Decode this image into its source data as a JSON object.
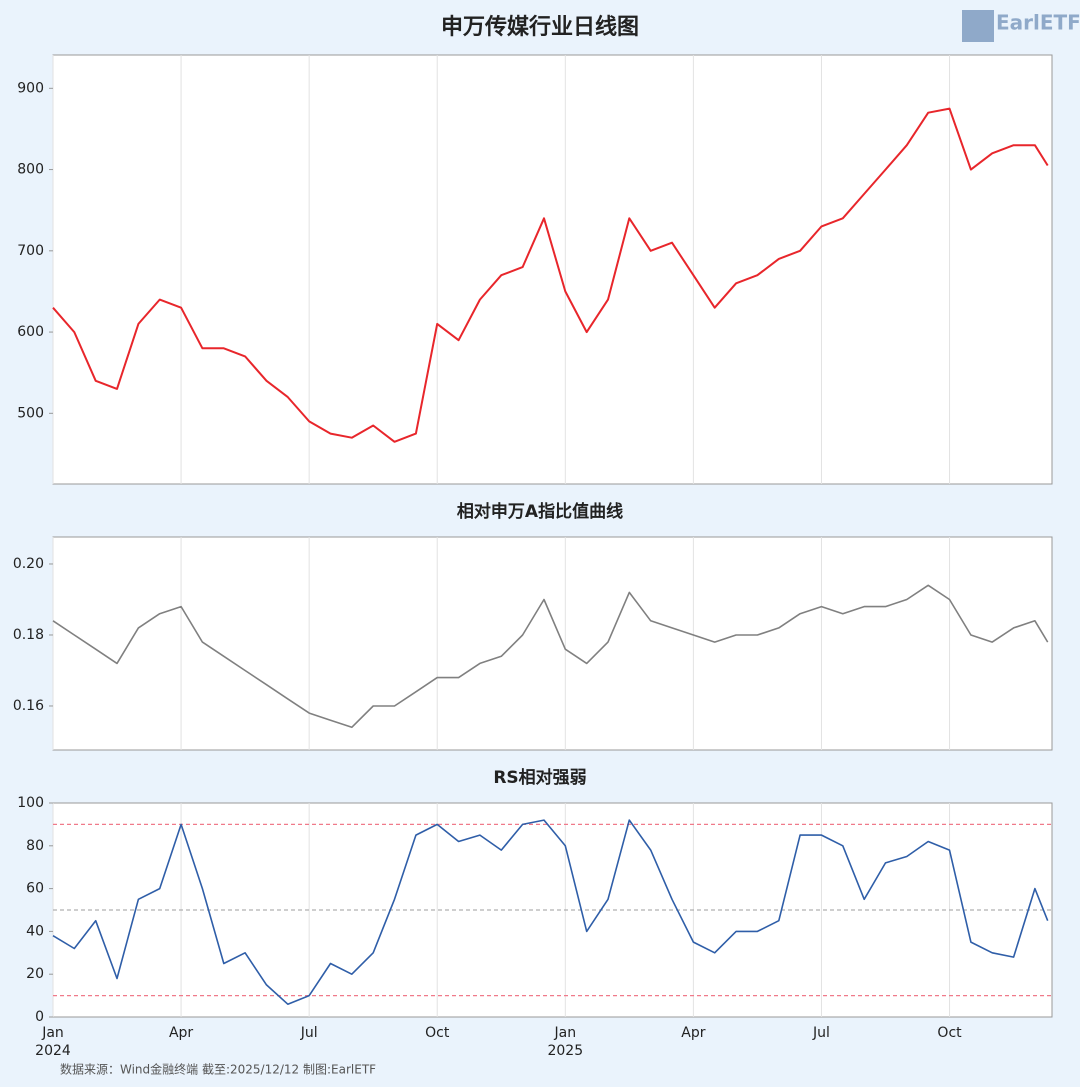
{
  "chart_data": [
    {
      "type": "line",
      "title": "申万传媒行业日线图",
      "x": [
        0,
        0.5,
        1,
        1.5,
        2,
        2.5,
        3,
        3.5,
        4,
        4.5,
        5,
        5.5,
        6,
        6.5,
        7,
        7.5,
        8,
        8.5,
        9,
        9.5,
        10,
        10.5,
        11,
        11.5,
        12,
        12.5,
        13,
        13.5,
        14,
        14.5,
        15,
        15.5,
        16,
        16.5,
        17,
        17.5,
        18,
        18.5,
        19,
        19.5,
        20,
        20.5,
        21,
        21.5,
        22,
        22.5,
        23,
        23.3
      ],
      "series": [
        {
          "color": "#e8262b",
          "values": [
            630,
            600,
            540,
            530,
            610,
            640,
            630,
            580,
            580,
            570,
            540,
            520,
            490,
            475,
            470,
            485,
            465,
            475,
            610,
            590,
            640,
            670,
            680,
            740,
            650,
            600,
            640,
            740,
            700,
            710,
            670,
            630,
            660,
            670,
            690,
            700,
            730,
            740,
            770,
            800,
            830,
            870,
            875,
            800,
            820,
            830,
            830,
            805
          ]
        }
      ],
      "xlim": [
        0,
        23.4
      ],
      "xticks": [
        0,
        3,
        6,
        9,
        12,
        15,
        18,
        21
      ],
      "ylim": [
        413,
        941
      ],
      "yticks": [
        500,
        600,
        700,
        800,
        900
      ],
      "grid": true
    },
    {
      "type": "line",
      "title": "相对申万A指比值曲线",
      "x": [
        0,
        0.5,
        1,
        1.5,
        2,
        2.5,
        3,
        3.5,
        4,
        4.5,
        5,
        5.5,
        6,
        6.5,
        7,
        7.5,
        8,
        8.5,
        9,
        9.5,
        10,
        10.5,
        11,
        11.5,
        12,
        12.5,
        13,
        13.5,
        14,
        14.5,
        15,
        15.5,
        16,
        16.5,
        17,
        17.5,
        18,
        18.5,
        19,
        19.5,
        20,
        20.5,
        21,
        21.5,
        22,
        22.5,
        23,
        23.3
      ],
      "series": [
        {
          "color": "#808080",
          "values": [
            0.184,
            0.18,
            0.176,
            0.172,
            0.182,
            0.186,
            0.188,
            0.178,
            0.174,
            0.17,
            0.166,
            0.162,
            0.158,
            0.156,
            0.154,
            0.16,
            0.16,
            0.164,
            0.168,
            0.168,
            0.172,
            0.174,
            0.18,
            0.19,
            0.176,
            0.172,
            0.178,
            0.192,
            0.184,
            0.182,
            0.18,
            0.178,
            0.18,
            0.18,
            0.182,
            0.186,
            0.188,
            0.186,
            0.188,
            0.188,
            0.19,
            0.194,
            0.19,
            0.18,
            0.178,
            0.182,
            0.184,
            0.178
          ]
        }
      ],
      "xlim": [
        0,
        23.4
      ],
      "xticks": [
        0,
        3,
        6,
        9,
        12,
        15,
        18,
        21
      ],
      "ylim": [
        0.1476,
        0.2076
      ],
      "yticks": [
        0.16,
        0.18,
        {
          "value": 0.2,
          "label": "0.20"
        }
      ],
      "grid": true
    },
    {
      "type": "line",
      "title": "RS相对强弱",
      "x": [
        0,
        0.5,
        1,
        1.5,
        2,
        2.5,
        3,
        3.5,
        4,
        4.5,
        5,
        5.5,
        6,
        6.5,
        7,
        7.5,
        8,
        8.5,
        9,
        9.5,
        10,
        10.5,
        11,
        11.5,
        12,
        12.5,
        13,
        13.5,
        14,
        14.5,
        15,
        15.5,
        16,
        16.5,
        17,
        17.5,
        18,
        18.5,
        19,
        19.5,
        20,
        20.5,
        21,
        21.5,
        22,
        22.5,
        23,
        23.3
      ],
      "series": [
        {
          "color": "#2f5ea8",
          "values": [
            38,
            32,
            45,
            18,
            55,
            60,
            90,
            60,
            25,
            30,
            15,
            6,
            10,
            25,
            20,
            30,
            55,
            85,
            90,
            82,
            85,
            78,
            90,
            92,
            80,
            40,
            55,
            92,
            78,
            55,
            35,
            30,
            40,
            40,
            45,
            85,
            85,
            80,
            55,
            72,
            75,
            82,
            78,
            35,
            30,
            28,
            60,
            45
          ]
        }
      ],
      "hlines": [
        {
          "value": 90,
          "color": "#f07a8a"
        },
        {
          "value": 50,
          "color": "#b0b0b0"
        },
        {
          "value": 10,
          "color": "#f07a8a"
        }
      ],
      "xlim": [
        0,
        23.4
      ],
      "xticks": [
        {
          "value": 0,
          "label": "Jan",
          "year": "2024"
        },
        {
          "value": 3,
          "label": "Apr"
        },
        {
          "value": 6,
          "label": "Jul"
        },
        {
          "value": 9,
          "label": "Oct"
        },
        {
          "value": 12,
          "label": "Jan",
          "year": "2025"
        },
        {
          "value": 15,
          "label": "Apr"
        },
        {
          "value": 18,
          "label": "Jul"
        },
        {
          "value": 21,
          "label": "Oct"
        }
      ],
      "ylim": [
        0,
        100
      ],
      "yticks": [
        0,
        20,
        40,
        60,
        80,
        100
      ],
      "grid": true
    }
  ],
  "source": "数据来源：Wind金融终端 截至:2025/12/12 制图:EarlETF",
  "logo": "EarlETF"
}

+ + + + + + +

Exact duplication of all the records is required; pictures are omitted from the copy.

Decode this image into its source data as a JSON object.
{
  "chart_data": [
    {
      "type": "line",
      "title": "申万传媒行业日线图",
      "x": [
        0,
        0.5,
        1,
        1.5,
        2,
        2.5,
        3,
        3.5,
        4,
        4.5,
        5,
        5.5,
        6,
        6.5,
        7,
        7.5,
        8,
        8.5,
        9,
        9.5,
        10,
        10.5,
        11,
        11.5,
        12,
        12.5,
        13,
        13.5,
        14,
        14.5,
        15,
        15.5,
        16,
        16.5,
        17,
        17.5,
        18,
        18.5,
        19,
        19.5,
        20,
        20.5,
        21,
        21.5,
        22,
        22.5,
        23,
        23.3
      ],
      "series": [
        {
          "color": "#e8262b",
          "values": [
            630,
            600,
            540,
            530,
            610,
            640,
            630,
            580,
            580,
            570,
            540,
            520,
            490,
            475,
            470,
            485,
            465,
            475,
            610,
            590,
            640,
            670,
            680,
            740,
            650,
            600,
            640,
            740,
            700,
            710,
            670,
            630,
            660,
            670,
            690,
            700,
            730,
            740,
            770,
            800,
            830,
            870,
            875,
            800,
            820,
            830,
            830,
            805
          ]
        }
      ],
      "xlim": [
        0,
        23.4
      ],
      "xticks": [
        0,
        3,
        6,
        9,
        12,
        15,
        18,
        21
      ],
      "ylim": [
        413,
        941
      ],
      "yticks": [
        500,
        600,
        700,
        800,
        900
      ],
      "grid": true
    },
    {
      "type": "line",
      "title": "相对申万A指比值曲线",
      "x": [
        0,
        0.5,
        1,
        1.5,
        2,
        2.5,
        3,
        3.5,
        4,
        4.5,
        5,
        5.5,
        6,
        6.5,
        7,
        7.5,
        8,
        8.5,
        9,
        9.5,
        10,
        10.5,
        11,
        11.5,
        12,
        12.5,
        13,
        13.5,
        14,
        14.5,
        15,
        15.5,
        16,
        16.5,
        17,
        17.5,
        18,
        18.5,
        19,
        19.5,
        20,
        20.5,
        21,
        21.5,
        22,
        22.5,
        23,
        23.3
      ],
      "series": [
        {
          "color": "#808080",
          "values": [
            0.184,
            0.18,
            0.176,
            0.172,
            0.182,
            0.186,
            0.188,
            0.178,
            0.174,
            0.17,
            0.166,
            0.162,
            0.158,
            0.156,
            0.154,
            0.16,
            0.16,
            0.164,
            0.168,
            0.168,
            0.172,
            0.174,
            0.18,
            0.19,
            0.176,
            0.172,
            0.178,
            0.192,
            0.184,
            0.182,
            0.18,
            0.178,
            0.18,
            0.18,
            0.182,
            0.186,
            0.188,
            0.186,
            0.188,
            0.188,
            0.19,
            0.194,
            0.19,
            0.18,
            0.178,
            0.182,
            0.184,
            0.178
          ]
        }
      ],
      "xlim": [
        0,
        23.4
      ],
      "xticks": [
        0,
        3,
        6,
        9,
        12,
        15,
        18,
        21
      ],
      "ylim": [
        0.1476,
        0.2076
      ],
      "yticks": [
        0.16,
        0.18,
        {
          "value": 0.2,
          "label": "0.20"
        }
      ],
      "grid": true
    },
    {
      "type": "line",
      "title": "RS相对强弱",
      "x": [
        0,
        0.5,
        1,
        1.5,
        2,
        2.5,
        3,
        3.5,
        4,
        4.5,
        5,
        5.5,
        6,
        6.5,
        7,
        7.5,
        8,
        8.5,
        9,
        9.5,
        10,
        10.5,
        11,
        11.5,
        12,
        12.5,
        13,
        13.5,
        14,
        14.5,
        15,
        15.5,
        16,
        16.5,
        17,
        17.5,
        18,
        18.5,
        19,
        19.5,
        20,
        20.5,
        21,
        21.5,
        22,
        22.5,
        23,
        23.3
      ],
      "series": [
        {
          "color": "#2f5ea8",
          "values": [
            38,
            32,
            45,
            18,
            55,
            60,
            90,
            60,
            25,
            30,
            15,
            6,
            10,
            25,
            20,
            30,
            55,
            85,
            90,
            82,
            85,
            78,
            90,
            92,
            80,
            40,
            55,
            92,
            78,
            55,
            35,
            30,
            40,
            40,
            45,
            85,
            85,
            80,
            55,
            72,
            75,
            82,
            78,
            35,
            30,
            28,
            60,
            45
          ]
        }
      ],
      "hlines": [
        {
          "value": 90,
          "color": "#f07a8a"
        },
        {
          "value": 50,
          "color": "#b0b0b0"
        },
        {
          "value": 10,
          "color": "#f07a8a"
        }
      ],
      "xlim": [
        0,
        23.4
      ],
      "xticks": [
        {
          "value": 0,
          "label": "Jan",
          "year": "2024"
        },
        {
          "value": 3,
          "label": "Apr"
        },
        {
          "value": 6,
          "label": "Jul"
        },
        {
          "value": 9,
          "label": "Oct"
        },
        {
          "value": 12,
          "label": "Jan",
          "year": "2025"
        },
        {
          "value": 15,
          "label": "Apr"
        },
        {
          "value": 18,
          "label": "Jul"
        },
        {
          "value": 21,
          "label": "Oct"
        }
      ],
      "ylim": [
        0,
        100
      ],
      "yticks": [
        0,
        20,
        40,
        60,
        80,
        100
      ],
      "grid": true
    }
  ],
  "source": "数据来源：Wind金融终端 截至:2025/12/12 制图:EarlETF",
  "logo": "EarlETF"
}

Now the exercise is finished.